Do this: Take the entries below and print all of them exactly, please.

########

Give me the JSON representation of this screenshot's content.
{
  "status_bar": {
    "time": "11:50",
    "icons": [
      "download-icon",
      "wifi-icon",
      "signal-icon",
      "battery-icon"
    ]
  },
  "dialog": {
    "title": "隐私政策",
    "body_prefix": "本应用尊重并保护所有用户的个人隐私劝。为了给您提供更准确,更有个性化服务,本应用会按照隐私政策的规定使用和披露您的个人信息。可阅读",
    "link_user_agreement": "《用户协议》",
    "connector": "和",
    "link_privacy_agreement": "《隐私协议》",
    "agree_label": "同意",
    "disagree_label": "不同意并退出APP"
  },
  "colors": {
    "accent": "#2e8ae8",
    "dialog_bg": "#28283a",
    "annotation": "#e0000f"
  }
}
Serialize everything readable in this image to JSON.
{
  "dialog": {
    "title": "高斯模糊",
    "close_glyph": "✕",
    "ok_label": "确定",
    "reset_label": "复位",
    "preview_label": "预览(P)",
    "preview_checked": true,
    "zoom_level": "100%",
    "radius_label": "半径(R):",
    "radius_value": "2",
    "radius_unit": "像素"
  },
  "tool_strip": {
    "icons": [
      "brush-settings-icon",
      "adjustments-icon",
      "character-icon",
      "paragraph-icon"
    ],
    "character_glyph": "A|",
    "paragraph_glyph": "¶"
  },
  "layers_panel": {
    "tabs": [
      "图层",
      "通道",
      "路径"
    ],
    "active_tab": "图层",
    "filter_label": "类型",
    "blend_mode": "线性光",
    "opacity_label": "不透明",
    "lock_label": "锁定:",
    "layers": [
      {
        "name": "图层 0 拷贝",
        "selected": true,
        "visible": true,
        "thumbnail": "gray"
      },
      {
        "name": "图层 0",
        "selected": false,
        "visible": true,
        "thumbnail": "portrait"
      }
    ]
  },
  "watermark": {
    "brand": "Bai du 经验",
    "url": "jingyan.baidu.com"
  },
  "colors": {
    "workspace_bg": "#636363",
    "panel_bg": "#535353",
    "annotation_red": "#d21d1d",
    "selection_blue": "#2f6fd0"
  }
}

########

Written answer:
Give me the JSON representation of this screenshot's content.
{
  "status_bar": {
    "time": "11:50",
    "icons": [
      "download-icon",
      "wifi-icon",
      "signal-icon",
      "battery-icon"
    ]
  },
  "dialog": {
    "title": "隐私政策",
    "body_prefix": "本应用尊重并保护所有用户的个人隐私劝。为了给您提供更准确,更有个性化服务,本应用会按照隐私政策的规定使用和披露您的个人信息。可阅读",
    "link_user_agreement": "《用户协议》",
    "connector": "和",
    "link_privacy_agreement": "《隐私协议》",
    "agree_label": "同意",
    "disagree_label": "不同意并退出APP"
  },
  "colors": {
    "accent": "#2e8ae8",
    "dialog_bg": "#28283a",
    "annotation": "#e0000f"
  }
}
Serialize everything readable in this image to JSON.
{
  "dialog": {
    "title": "高斯模糊",
    "close_glyph": "✕",
    "ok_label": "确定",
    "reset_label": "复位",
    "preview_label": "预览(P)",
    "preview_checked": true,
    "zoom_level": "100%",
    "radius_label": "半径(R):",
    "radius_value": "2",
    "radius_unit": "像素"
  },
  "tool_strip": {
    "icons": [
      "brush-settings-icon",
      "adjustments-icon",
      "character-icon",
      "paragraph-icon"
    ],
    "character_glyph": "A|",
    "paragraph_glyph": "¶"
  },
  "layers_panel": {
    "tabs": [
      "图层",
      "通道",
      "路径"
    ],
    "active_tab": "图层",
    "filter_label": "类型",
    "blend_mode": "线性光",
    "opacity_label": "不透明",
    "lock_label": "锁定:",
    "layers": [
      {
        "name": "图层 0 拷贝",
        "selected": true,
        "visible": true,
        "thumbnail": "gray"
      },
      {
        "name": "图层 0",
        "selected": false,
        "visible": true,
        "thumbnail": "portrait"
      }
    ]
  },
  "watermark": {
    "brand": "Bai du 经验",
    "url": "jingyan.baidu.com"
  },
  "colors": {
    "workspace_bg": "#636363",
    "panel_bg": "#535353",
    "annotation_red": "#d21d1d",
    "selection_blue": "#2f6fd0"
  }
}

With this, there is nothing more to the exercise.